#### [The request]
Transcribe every line exactly. Leave the pictures behind.
--- Start Provided data ---
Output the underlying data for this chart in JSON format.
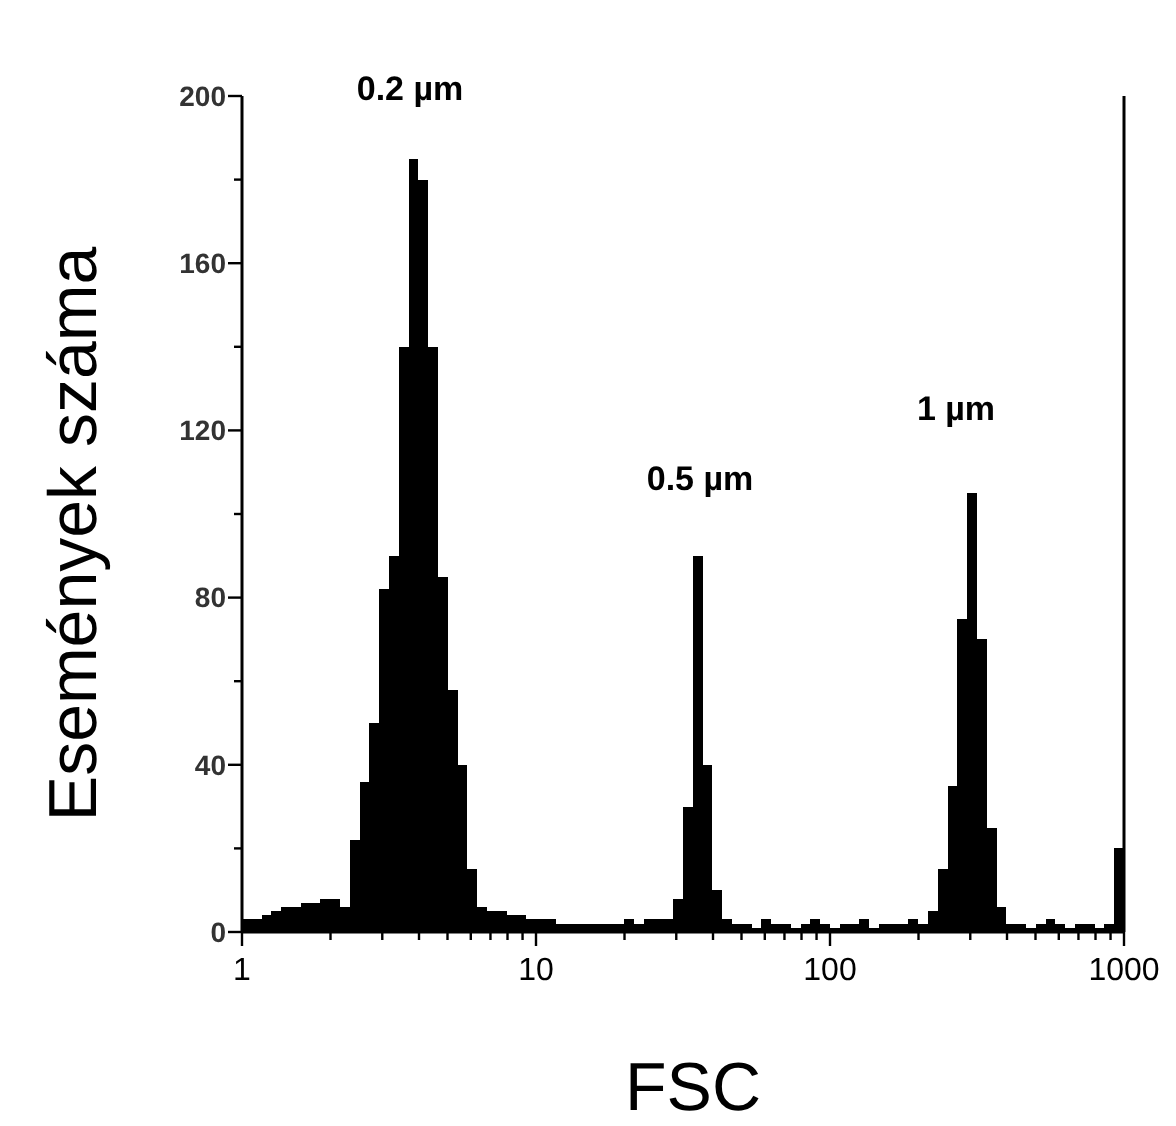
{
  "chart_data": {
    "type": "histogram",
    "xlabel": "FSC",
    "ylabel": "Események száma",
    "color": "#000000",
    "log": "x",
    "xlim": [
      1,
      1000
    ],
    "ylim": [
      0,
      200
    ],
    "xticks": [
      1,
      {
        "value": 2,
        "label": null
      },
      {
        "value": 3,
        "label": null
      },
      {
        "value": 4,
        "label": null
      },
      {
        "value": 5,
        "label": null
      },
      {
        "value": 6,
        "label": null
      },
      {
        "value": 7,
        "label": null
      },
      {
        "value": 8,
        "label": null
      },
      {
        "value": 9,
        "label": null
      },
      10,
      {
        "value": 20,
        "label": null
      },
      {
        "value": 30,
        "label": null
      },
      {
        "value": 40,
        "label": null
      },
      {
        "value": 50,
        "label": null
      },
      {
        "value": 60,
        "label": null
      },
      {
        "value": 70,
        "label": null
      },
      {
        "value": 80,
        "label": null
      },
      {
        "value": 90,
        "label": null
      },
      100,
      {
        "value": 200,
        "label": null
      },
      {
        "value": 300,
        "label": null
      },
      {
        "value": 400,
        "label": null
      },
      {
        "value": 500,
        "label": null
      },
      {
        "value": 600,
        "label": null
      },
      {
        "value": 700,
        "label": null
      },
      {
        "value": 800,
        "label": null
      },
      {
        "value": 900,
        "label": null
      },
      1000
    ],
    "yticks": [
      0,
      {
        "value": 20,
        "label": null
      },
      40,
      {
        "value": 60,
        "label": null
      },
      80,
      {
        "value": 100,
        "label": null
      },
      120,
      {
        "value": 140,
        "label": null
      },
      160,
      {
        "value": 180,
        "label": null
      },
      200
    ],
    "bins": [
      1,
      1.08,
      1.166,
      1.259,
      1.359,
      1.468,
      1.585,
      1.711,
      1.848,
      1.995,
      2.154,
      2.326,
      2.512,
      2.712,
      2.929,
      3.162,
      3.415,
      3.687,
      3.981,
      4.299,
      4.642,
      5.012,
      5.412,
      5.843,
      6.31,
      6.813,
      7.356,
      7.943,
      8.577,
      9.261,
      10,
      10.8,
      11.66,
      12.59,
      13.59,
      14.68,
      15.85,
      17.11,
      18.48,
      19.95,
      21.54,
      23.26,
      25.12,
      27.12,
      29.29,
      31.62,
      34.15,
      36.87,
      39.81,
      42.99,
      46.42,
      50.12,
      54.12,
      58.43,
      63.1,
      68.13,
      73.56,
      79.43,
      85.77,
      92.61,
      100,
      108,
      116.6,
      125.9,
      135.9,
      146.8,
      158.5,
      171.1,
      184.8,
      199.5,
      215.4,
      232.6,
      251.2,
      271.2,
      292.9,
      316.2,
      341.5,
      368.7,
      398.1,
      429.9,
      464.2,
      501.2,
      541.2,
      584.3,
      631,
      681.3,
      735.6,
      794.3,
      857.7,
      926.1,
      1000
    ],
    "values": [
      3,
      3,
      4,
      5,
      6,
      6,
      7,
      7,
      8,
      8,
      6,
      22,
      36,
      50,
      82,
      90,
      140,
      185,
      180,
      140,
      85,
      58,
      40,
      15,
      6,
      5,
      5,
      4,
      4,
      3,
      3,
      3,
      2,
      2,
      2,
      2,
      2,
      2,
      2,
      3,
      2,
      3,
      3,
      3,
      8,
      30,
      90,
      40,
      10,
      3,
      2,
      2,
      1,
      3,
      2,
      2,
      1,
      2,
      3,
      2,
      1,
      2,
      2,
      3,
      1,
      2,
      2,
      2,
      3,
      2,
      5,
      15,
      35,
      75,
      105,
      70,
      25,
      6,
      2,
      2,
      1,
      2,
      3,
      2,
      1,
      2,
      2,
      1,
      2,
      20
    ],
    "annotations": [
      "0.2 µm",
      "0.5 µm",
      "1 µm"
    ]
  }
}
--- End Provided data ---
#### [Task result]
Output the underlying data for this chart in JSON format.
{
  "chart_data": {
    "type": "histogram",
    "xlabel": "FSC",
    "ylabel": "Események száma",
    "color": "#000000",
    "log": "x",
    "xlim": [
      1,
      1000
    ],
    "ylim": [
      0,
      200
    ],
    "xticks": [
      1,
      {
        "value": 2,
        "label": null
      },
      {
        "value": 3,
        "label": null
      },
      {
        "value": 4,
        "label": null
      },
      {
        "value": 5,
        "label": null
      },
      {
        "value": 6,
        "label": null
      },
      {
        "value": 7,
        "label": null
      },
      {
        "value": 8,
        "label": null
      },
      {
        "value": 9,
        "label": null
      },
      10,
      {
        "value": 20,
        "label": null
      },
      {
        "value": 30,
        "label": null
      },
      {
        "value": 40,
        "label": null
      },
      {
        "value": 50,
        "label": null
      },
      {
        "value": 60,
        "label": null
      },
      {
        "value": 70,
        "label": null
      },
      {
        "value": 80,
        "label": null
      },
      {
        "value": 90,
        "label": null
      },
      100,
      {
        "value": 200,
        "label": null
      },
      {
        "value": 300,
        "label": null
      },
      {
        "value": 400,
        "label": null
      },
      {
        "value": 500,
        "label": null
      },
      {
        "value": 600,
        "label": null
      },
      {
        "value": 700,
        "label": null
      },
      {
        "value": 800,
        "label": null
      },
      {
        "value": 900,
        "label": null
      },
      1000
    ],
    "yticks": [
      0,
      {
        "value": 20,
        "label": null
      },
      40,
      {
        "value": 60,
        "label": null
      },
      80,
      {
        "value": 100,
        "label": null
      },
      120,
      {
        "value": 140,
        "label": null
      },
      160,
      {
        "value": 180,
        "label": null
      },
      200
    ],
    "bins": [
      1,
      1.08,
      1.166,
      1.259,
      1.359,
      1.468,
      1.585,
      1.711,
      1.848,
      1.995,
      2.154,
      2.326,
      2.512,
      2.712,
      2.929,
      3.162,
      3.415,
      3.687,
      3.981,
      4.299,
      4.642,
      5.012,
      5.412,
      5.843,
      6.31,
      6.813,
      7.356,
      7.943,
      8.577,
      9.261,
      10,
      10.8,
      11.66,
      12.59,
      13.59,
      14.68,
      15.85,
      17.11,
      18.48,
      19.95,
      21.54,
      23.26,
      25.12,
      27.12,
      29.29,
      31.62,
      34.15,
      36.87,
      39.81,
      42.99,
      46.42,
      50.12,
      54.12,
      58.43,
      63.1,
      68.13,
      73.56,
      79.43,
      85.77,
      92.61,
      100,
      108,
      116.6,
      125.9,
      135.9,
      146.8,
      158.5,
      171.1,
      184.8,
      199.5,
      215.4,
      232.6,
      251.2,
      271.2,
      292.9,
      316.2,
      341.5,
      368.7,
      398.1,
      429.9,
      464.2,
      501.2,
      541.2,
      584.3,
      631,
      681.3,
      735.6,
      794.3,
      857.7,
      926.1,
      1000
    ],
    "values": [
      3,
      3,
      4,
      5,
      6,
      6,
      7,
      7,
      8,
      8,
      6,
      22,
      36,
      50,
      82,
      90,
      140,
      185,
      180,
      140,
      85,
      58,
      40,
      15,
      6,
      5,
      5,
      4,
      4,
      3,
      3,
      3,
      2,
      2,
      2,
      2,
      2,
      2,
      2,
      3,
      2,
      3,
      3,
      3,
      8,
      30,
      90,
      40,
      10,
      3,
      2,
      2,
      1,
      3,
      2,
      2,
      1,
      2,
      3,
      2,
      1,
      2,
      2,
      3,
      1,
      2,
      2,
      2,
      3,
      2,
      5,
      15,
      35,
      75,
      105,
      70,
      25,
      6,
      2,
      2,
      1,
      2,
      3,
      2,
      1,
      2,
      2,
      1,
      2,
      20
    ],
    "annotations": [
      "0.2 µm",
      "0.5 µm",
      "1 µm"
    ]
  }
}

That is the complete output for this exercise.